## Data listing
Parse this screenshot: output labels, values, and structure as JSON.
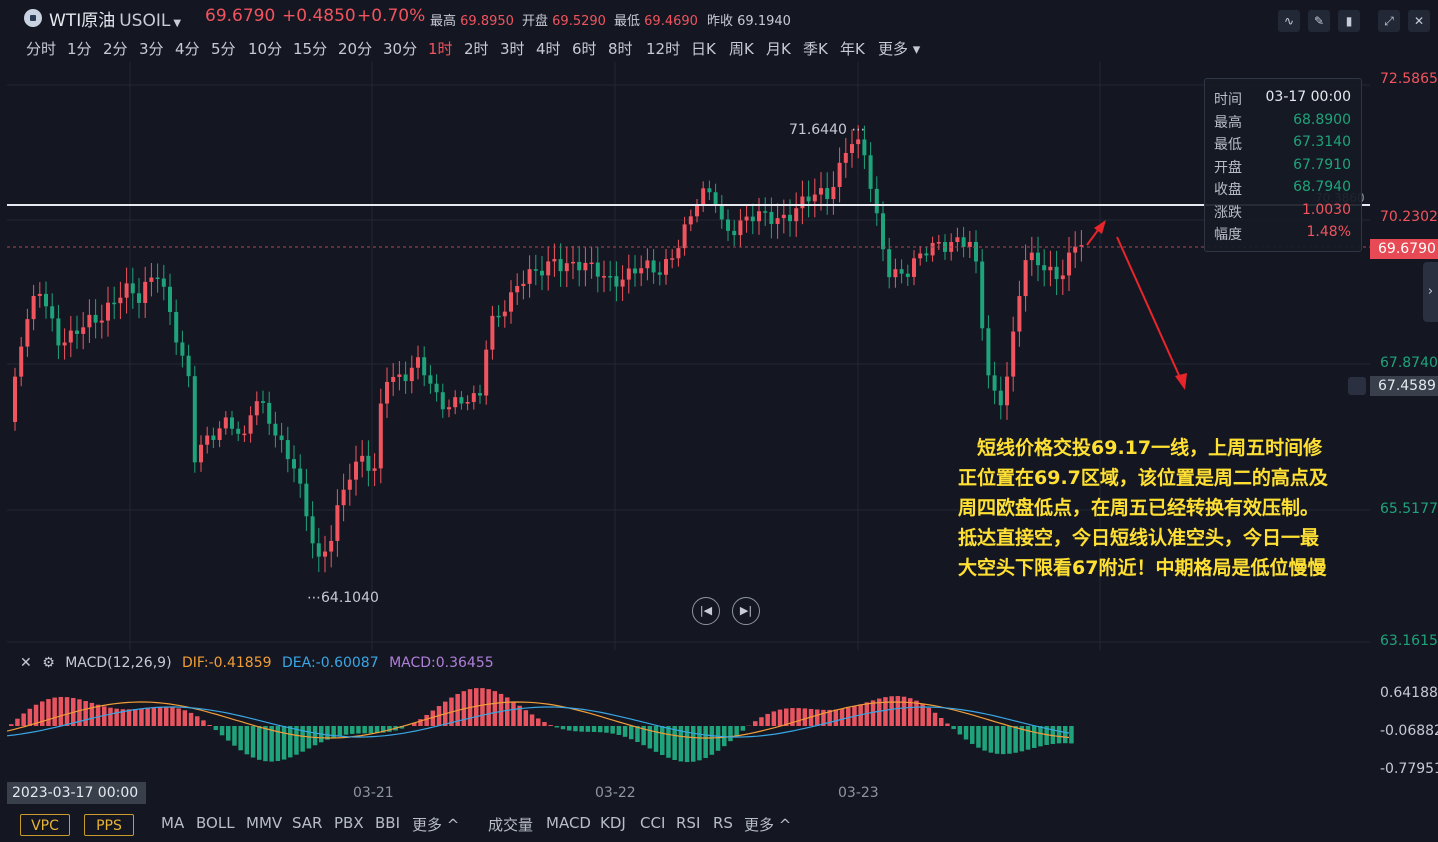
{
  "header": {
    "name": "WTI原油",
    "code": "USOIL",
    "price": "69.6790",
    "change": "+0.4850",
    "change_pct": "+0.70%",
    "stats": [
      {
        "label": "最高",
        "value": "69.8950"
      },
      {
        "label": "开盘",
        "value": "69.5290"
      },
      {
        "label": "最低",
        "value": "69.4690"
      },
      {
        "label": "昨收",
        "value": "69.1940"
      }
    ]
  },
  "periods": [
    "分时",
    "1分",
    "2分",
    "3分",
    "4分",
    "5分",
    "10分",
    "15分",
    "20分",
    "30分",
    "1时",
    "2时",
    "3时",
    "4时",
    "6时",
    "8时",
    "12时",
    "日K",
    "周K",
    "月K",
    "季K",
    "年K",
    "更多"
  ],
  "active_period": "1时",
  "y_axis": {
    "labels": [
      "72.5865",
      "70.2302",
      "67.8740",
      "65.5177",
      "63.1615"
    ],
    "current_price": "69.6790",
    "crosshair_price": "67.4589",
    "line_price": "70.3860"
  },
  "tooltip": {
    "rows": [
      {
        "k": "时间",
        "v": "03-17 00:00"
      },
      {
        "k": "最高",
        "v": "68.8900"
      },
      {
        "k": "最低",
        "v": "67.3140"
      },
      {
        "k": "开盘",
        "v": "67.7910"
      },
      {
        "k": "收盘",
        "v": "68.7940"
      },
      {
        "k": "涨跌",
        "v": "1.0030"
      },
      {
        "k": "幅度",
        "v": "1.48%"
      }
    ]
  },
  "chart_marks": {
    "high": "71.6440",
    "low": "64.1040"
  },
  "annotation": "短线价格交投69.17一线，上周五时间修正位置在69.7区域，该位置是周二的高点及周四欧盘低点，在周五已经转换有效压制。抵达直接空，今日短线认准空头，今日一最大空头下限看67附近！中期格局是低位慢慢",
  "macd": {
    "name": "MACD(12,26,9)",
    "dif": "DIF:-0.41859",
    "dea": "DEA:-0.60087",
    "macd": "MACD:0.36455",
    "axis": [
      "0.64188",
      "-0.06882",
      "-0.77951"
    ]
  },
  "dates": {
    "cursor": "2023-03-17 00:00",
    "labels": [
      "03-21",
      "03-22",
      "03-23"
    ]
  },
  "bottom": {
    "boxes": [
      "VPC",
      "PPS"
    ],
    "main_ind": [
      "MA",
      "BOLL",
      "MMV",
      "SAR",
      "PBX",
      "BBI",
      "更多 ^"
    ],
    "sub_ind": [
      "成交量",
      "MACD",
      "KDJ",
      "CCI",
      "RSI",
      "RS",
      "更多 ^"
    ]
  },
  "colors": {
    "up": "#f0545e",
    "down": "#1fa37a",
    "bg": "#141722",
    "annot": "#ffe033"
  }
}
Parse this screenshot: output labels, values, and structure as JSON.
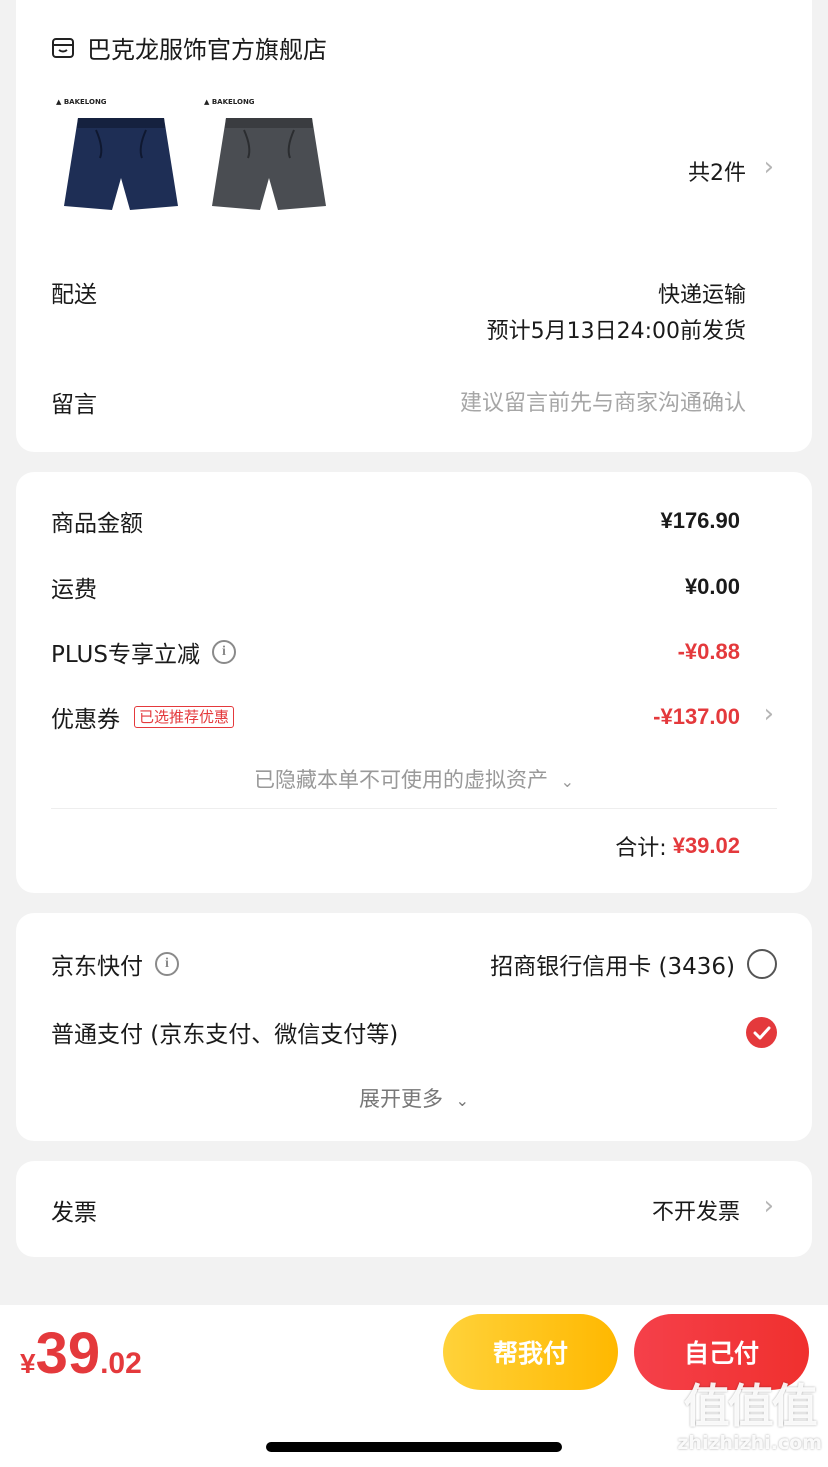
{
  "store": {
    "name": "巴克龙服饰官方旗舰店",
    "icon": "store-icon"
  },
  "products": {
    "count_label": "共2件",
    "items": [
      {
        "name": "navy-shorts",
        "color": "#1e2e55"
      },
      {
        "name": "gray-shorts",
        "color": "#4a4d52"
      }
    ],
    "logo_text": "BAKELONG"
  },
  "delivery": {
    "label": "配送",
    "method": "快递运输",
    "eta": "预计5月13日24:00前发货"
  },
  "message": {
    "label": "留言",
    "placeholder": "建议留言前先与商家沟通确认"
  },
  "price": {
    "goods_label": "商品金额",
    "goods_value": "¥176.90",
    "shipping_label": "运费",
    "shipping_value": "¥0.00",
    "plus_label": "PLUS专享立减",
    "plus_value": "-¥0.88",
    "coupon_label": "优惠券",
    "coupon_badge": "已选推荐优惠",
    "coupon_value": "-¥137.00",
    "hidden_assets": "已隐藏本单不可使用的虚拟资产",
    "total_label": "合计:",
    "total_value": "¥39.02"
  },
  "payment": {
    "quickpay_label": "京东快付",
    "quickpay_card": "招商银行信用卡 (3436)",
    "normal_label": "普通支付 (京东支付、微信支付等)",
    "expand": "展开更多",
    "selected": "normal"
  },
  "invoice": {
    "label": "发票",
    "value": "不开发票"
  },
  "footer": {
    "currency": "¥",
    "amount_int": "39",
    "amount_dec": ".02",
    "help_pay": "帮我付",
    "self_pay": "自己付"
  },
  "watermark": {
    "text": "值值值",
    "url": "zhizhizhi.com"
  },
  "colors": {
    "accent": "#e4393c",
    "help_btn": "#ffc61a",
    "self_btn": "#f23a3c"
  }
}
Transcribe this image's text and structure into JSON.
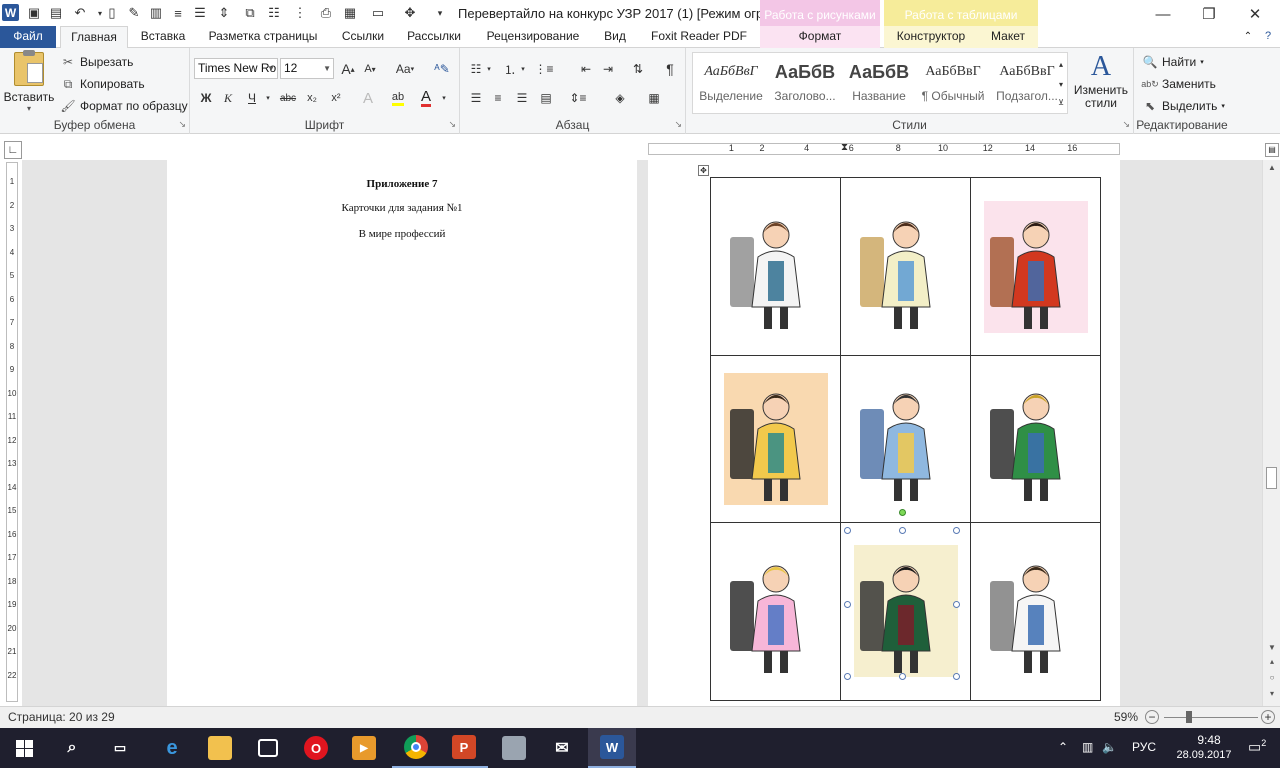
{
  "title_bar": {
    "document_title": "Перевертайло на конкурс УЗР 2017 (1) [Режим огр...",
    "context_pictures": "Работа с рисунками",
    "context_tables": "Работа с таблицами",
    "qat_icons": [
      "save-icon",
      "undo-icon",
      "new-document-icon",
      "open-icon",
      "print-icon",
      "align-icon",
      "paragraph-icon",
      "customize-icon"
    ],
    "window_buttons": [
      "minimize",
      "maximize",
      "close"
    ]
  },
  "tabs": {
    "file": "Файл",
    "home": "Главная",
    "insert": "Вставка",
    "page_layout": "Разметка страницы",
    "references": "Ссылки",
    "mailings": "Рассылки",
    "review": "Рецензирование",
    "view": "Вид",
    "foxit": "Foxit Reader PDF",
    "format": "Формат",
    "constructor": "Конструктор",
    "layout": "Макет"
  },
  "clipboard": {
    "paste": "Вставить",
    "cut": "Вырезать",
    "copy": "Копировать",
    "format_painter": "Формат по образцу",
    "label": "Буфер обмена"
  },
  "font": {
    "name": "Times New Ro",
    "size": "12",
    "label": "Шрифт",
    "bold": "Ж",
    "italic": "К",
    "underline": "Ч",
    "strike": "abc",
    "subscript": "x₂",
    "superscript": "x²",
    "grow": "A",
    "shrink": "A",
    "case": "Aa",
    "font_color": "A",
    "highlight": "ab"
  },
  "paragraph": {
    "label": "Абзац"
  },
  "styles": {
    "label": "Стили",
    "items": [
      {
        "sample": "АаБбВвГ",
        "name": "Выделение"
      },
      {
        "sample": "АаБбВ",
        "name": "Заголово..."
      },
      {
        "sample": "АаБбВ",
        "name": "Название"
      },
      {
        "sample": "АаБбВвГ",
        "name": "¶ Обычный"
      },
      {
        "sample": "АаБбВвГ",
        "name": "Подзагол..."
      }
    ],
    "change_styles": "Изменить стили"
  },
  "editing": {
    "label": "Редактирование",
    "find": "Найти",
    "replace": "Заменить",
    "select": "Выделить"
  },
  "ruler": {
    "marks": [
      "1",
      "2",
      "4",
      "6",
      "8",
      "10",
      "12",
      "14",
      "16"
    ],
    "vertical_marks": [
      "1",
      "2",
      "3",
      "4",
      "5",
      "6",
      "7",
      "8",
      "9",
      "10",
      "11",
      "12",
      "13",
      "14",
      "15",
      "16",
      "17",
      "18",
      "19",
      "20",
      "21",
      "22"
    ]
  },
  "document": {
    "appendix": "Приложение 7",
    "cards_title": "Карточки для задания №1",
    "subtitle": "В мире профессий",
    "cards": [
      [
        "pharmacist-icon",
        "hairdresser-icon",
        "seamstress-icon"
      ],
      [
        "tailor-icon",
        "dentist-icon",
        "teacher-icon"
      ],
      [
        "cleaner-icon",
        "fashion-designer-icon",
        "chef-icon"
      ]
    ]
  },
  "status": {
    "page": "Страница: 20 из 29",
    "zoom": "59%",
    "zoom_level": 0.59
  },
  "taskbar": {
    "apps": [
      "start-icon",
      "search-icon",
      "task-view-icon",
      "edge-icon",
      "explorer-icon",
      "store-icon",
      "opera-icon",
      "media-icon",
      "chrome-icon",
      "powerpoint-icon",
      "scanner-icon",
      "mail-icon",
      "word-icon"
    ],
    "language": "РУС",
    "time": "9:48",
    "date": "28.09.2017",
    "notifications": "2"
  },
  "colors": {
    "word_blue": "#2b579a",
    "context_pictures": "#f3c6e6",
    "context_tables": "#f6ec9a",
    "taskbar": "#1f1f2e"
  }
}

## Prompt
Filter the records above for lines containing the word "name", and copy those lines.

## Response
    "name": "WTI原油",
    "name": "MACD(12,26,9)",
    "name": "巴克龙服饰官方旗舰店",
        "name": "navy-shorts",
        "name": "gray-shorts",
    "name": "Times New Ro",
        "name": "Выделение"
        "name": "Заголово..."
        "name": "Название"
        "name": "¶ Обычный"
        "name": "Подзагол..."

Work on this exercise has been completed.